TO DO: Can you transcribe every entry word for word, skipping the images?

EXCERPTED DATA:
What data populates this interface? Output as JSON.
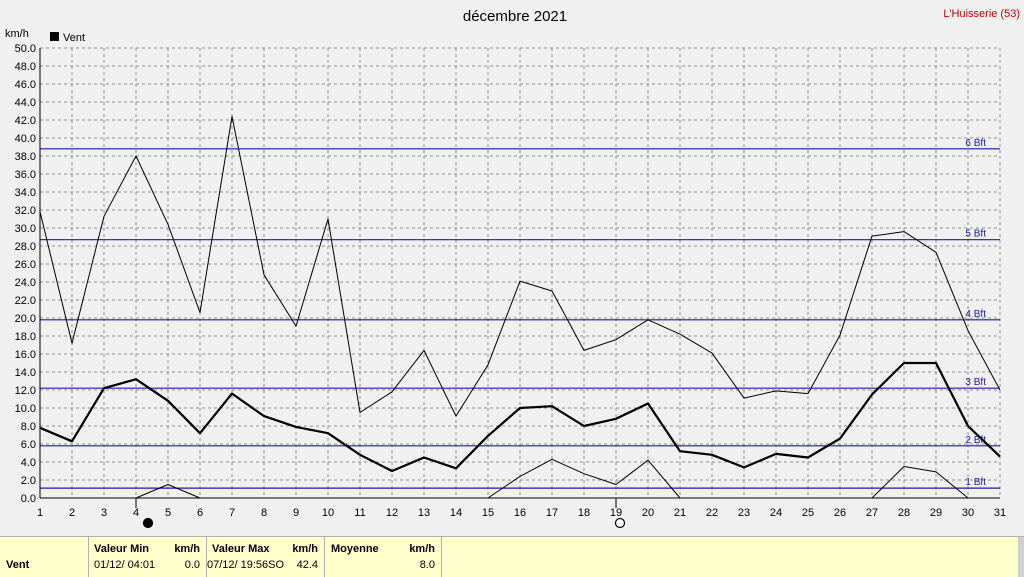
{
  "header": {
    "title": "décembre 2021",
    "station": "L'Huisserie (53)",
    "unit": "km/h",
    "legend_label": "Vent"
  },
  "chart_data": {
    "type": "line",
    "title": "décembre 2021",
    "ylabel": "km/h",
    "xlim": [
      1,
      31
    ],
    "ylim": [
      0,
      50
    ],
    "x": [
      1,
      2,
      3,
      4,
      5,
      6,
      7,
      8,
      9,
      10,
      11,
      12,
      13,
      14,
      15,
      16,
      17,
      18,
      19,
      20,
      21,
      22,
      23,
      24,
      25,
      26,
      27,
      28,
      29,
      30,
      31
    ],
    "x_ticks": [
      "1",
      "2",
      "3",
      "4",
      "5",
      "6",
      "7",
      "8",
      "9",
      "10",
      "11",
      "12",
      "13",
      "14",
      "15",
      "16",
      "17",
      "18",
      "19",
      "20",
      "21",
      "22",
      "23",
      "24",
      "25",
      "26",
      "27",
      "28",
      "29",
      "30",
      "31"
    ],
    "y_ticks": [
      "0.0",
      "2.0",
      "4.0",
      "6.0",
      "8.0",
      "10.0",
      "12.0",
      "14.0",
      "16.0",
      "18.0",
      "20.0",
      "22.0",
      "24.0",
      "26.0",
      "28.0",
      "30.0",
      "32.0",
      "34.0",
      "36.0",
      "38.0",
      "40.0",
      "42.0",
      "44.0",
      "46.0",
      "48.0",
      "50.0"
    ],
    "grid": true,
    "legend": "top-left",
    "series": [
      {
        "name": "Vent",
        "role": "mean",
        "color": "#000000",
        "values": [
          7.8,
          6.3,
          12.2,
          13.2,
          10.8,
          7.2,
          11.6,
          9.1,
          7.9,
          7.2,
          4.8,
          3.0,
          4.5,
          3.3,
          6.9,
          10.0,
          10.2,
          8.0,
          8.8,
          10.5,
          5.2,
          4.8,
          3.4,
          4.9,
          4.5,
          6.6,
          11.5,
          15.0,
          15.0,
          8.0,
          4.6
        ]
      },
      {
        "role": "max",
        "color": "#000000",
        "values": [
          31.8,
          17.2,
          31.3,
          38.0,
          30.4,
          20.6,
          42.4,
          24.8,
          19.1,
          31.0,
          9.5,
          11.8,
          16.4,
          9.1,
          14.8,
          24.1,
          23.0,
          16.4,
          17.6,
          19.8,
          18.2,
          16.1,
          11.1,
          11.9,
          11.6,
          18.1,
          29.1,
          29.6,
          27.3,
          18.6,
          12.0
        ]
      },
      {
        "role": "min",
        "color": "#000000",
        "values": [
          null,
          null,
          null,
          0.0,
          1.5,
          0.0,
          null,
          null,
          null,
          null,
          null,
          null,
          null,
          null,
          0.0,
          2.4,
          4.3,
          2.7,
          1.5,
          4.2,
          0.0,
          null,
          null,
          null,
          null,
          null,
          0.0,
          3.5,
          2.9,
          0.0,
          0.0
        ]
      }
    ],
    "beaufort": [
      {
        "label": "1 Bft",
        "value": 1.1,
        "color": "#1a1aa6"
      },
      {
        "label": "2 Bft",
        "value": 5.8,
        "color": "#1a1aa6"
      },
      {
        "label": "3 Bft",
        "value": 12.2,
        "color": "#1a1aa6"
      },
      {
        "label": "4 Bft",
        "value": 19.8,
        "color": "#1a1aa6"
      },
      {
        "label": "5 Bft",
        "value": 28.7,
        "color": "#1a1aa6"
      },
      {
        "label": "6 Bft",
        "value": 38.8,
        "color": "#1a1aa6"
      }
    ],
    "moon_phases": [
      {
        "day": 4,
        "phase": "new-moon"
      },
      {
        "day": 19,
        "phase": "full-moon"
      }
    ]
  },
  "footer": {
    "row_label": "Vent",
    "min_header": "Valeur Min",
    "min_unit": "km/h",
    "min_date": "01/12/  04:01",
    "min_value": "0.0",
    "max_header": "Valeur Max",
    "max_unit": "km/h",
    "max_date": "07/12/  19:56SO",
    "max_value": "42.4",
    "mean_header": "Moyenne",
    "mean_unit": "km/h",
    "mean_value": "8.0"
  }
}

SOLUTION:
What data populates this interface? Output as JSON.
{
  "header": {
    "title": "décembre 2021",
    "station": "L'Huisserie (53)",
    "unit": "km/h",
    "legend_label": "Vent"
  },
  "chart_data": {
    "type": "line",
    "title": "décembre 2021",
    "ylabel": "km/h",
    "xlim": [
      1,
      31
    ],
    "ylim": [
      0,
      50
    ],
    "x": [
      1,
      2,
      3,
      4,
      5,
      6,
      7,
      8,
      9,
      10,
      11,
      12,
      13,
      14,
      15,
      16,
      17,
      18,
      19,
      20,
      21,
      22,
      23,
      24,
      25,
      26,
      27,
      28,
      29,
      30,
      31
    ],
    "x_ticks": [
      "1",
      "2",
      "3",
      "4",
      "5",
      "6",
      "7",
      "8",
      "9",
      "10",
      "11",
      "12",
      "13",
      "14",
      "15",
      "16",
      "17",
      "18",
      "19",
      "20",
      "21",
      "22",
      "23",
      "24",
      "25",
      "26",
      "27",
      "28",
      "29",
      "30",
      "31"
    ],
    "y_ticks": [
      "0.0",
      "2.0",
      "4.0",
      "6.0",
      "8.0",
      "10.0",
      "12.0",
      "14.0",
      "16.0",
      "18.0",
      "20.0",
      "22.0",
      "24.0",
      "26.0",
      "28.0",
      "30.0",
      "32.0",
      "34.0",
      "36.0",
      "38.0",
      "40.0",
      "42.0",
      "44.0",
      "46.0",
      "48.0",
      "50.0"
    ],
    "grid": true,
    "legend": "top-left",
    "series": [
      {
        "name": "Vent",
        "role": "mean",
        "color": "#000000",
        "values": [
          7.8,
          6.3,
          12.2,
          13.2,
          10.8,
          7.2,
          11.6,
          9.1,
          7.9,
          7.2,
          4.8,
          3.0,
          4.5,
          3.3,
          6.9,
          10.0,
          10.2,
          8.0,
          8.8,
          10.5,
          5.2,
          4.8,
          3.4,
          4.9,
          4.5,
          6.6,
          11.5,
          15.0,
          15.0,
          8.0,
          4.6
        ]
      },
      {
        "role": "max",
        "color": "#000000",
        "values": [
          31.8,
          17.2,
          31.3,
          38.0,
          30.4,
          20.6,
          42.4,
          24.8,
          19.1,
          31.0,
          9.5,
          11.8,
          16.4,
          9.1,
          14.8,
          24.1,
          23.0,
          16.4,
          17.6,
          19.8,
          18.2,
          16.1,
          11.1,
          11.9,
          11.6,
          18.1,
          29.1,
          29.6,
          27.3,
          18.6,
          12.0
        ]
      },
      {
        "role": "min",
        "color": "#000000",
        "values": [
          null,
          null,
          null,
          0.0,
          1.5,
          0.0,
          null,
          null,
          null,
          null,
          null,
          null,
          null,
          null,
          0.0,
          2.4,
          4.3,
          2.7,
          1.5,
          4.2,
          0.0,
          null,
          null,
          null,
          null,
          null,
          0.0,
          3.5,
          2.9,
          0.0,
          0.0
        ]
      }
    ],
    "beaufort": [
      {
        "label": "1 Bft",
        "value": 1.1,
        "color": "#1a1aa6"
      },
      {
        "label": "2 Bft",
        "value": 5.8,
        "color": "#1a1aa6"
      },
      {
        "label": "3 Bft",
        "value": 12.2,
        "color": "#1a1aa6"
      },
      {
        "label": "4 Bft",
        "value": 19.8,
        "color": "#1a1aa6"
      },
      {
        "label": "5 Bft",
        "value": 28.7,
        "color": "#1a1aa6"
      },
      {
        "label": "6 Bft",
        "value": 38.8,
        "color": "#1a1aa6"
      }
    ],
    "moon_phases": [
      {
        "day": 4,
        "phase": "new-moon"
      },
      {
        "day": 19,
        "phase": "full-moon"
      }
    ]
  },
  "footer": {
    "row_label": "Vent",
    "min_header": "Valeur Min",
    "min_unit": "km/h",
    "min_date": "01/12/  04:01",
    "min_value": "0.0",
    "max_header": "Valeur Max",
    "max_unit": "km/h",
    "max_date": "07/12/  19:56SO",
    "max_value": "42.4",
    "mean_header": "Moyenne",
    "mean_unit": "km/h",
    "mean_value": "8.0"
  }
}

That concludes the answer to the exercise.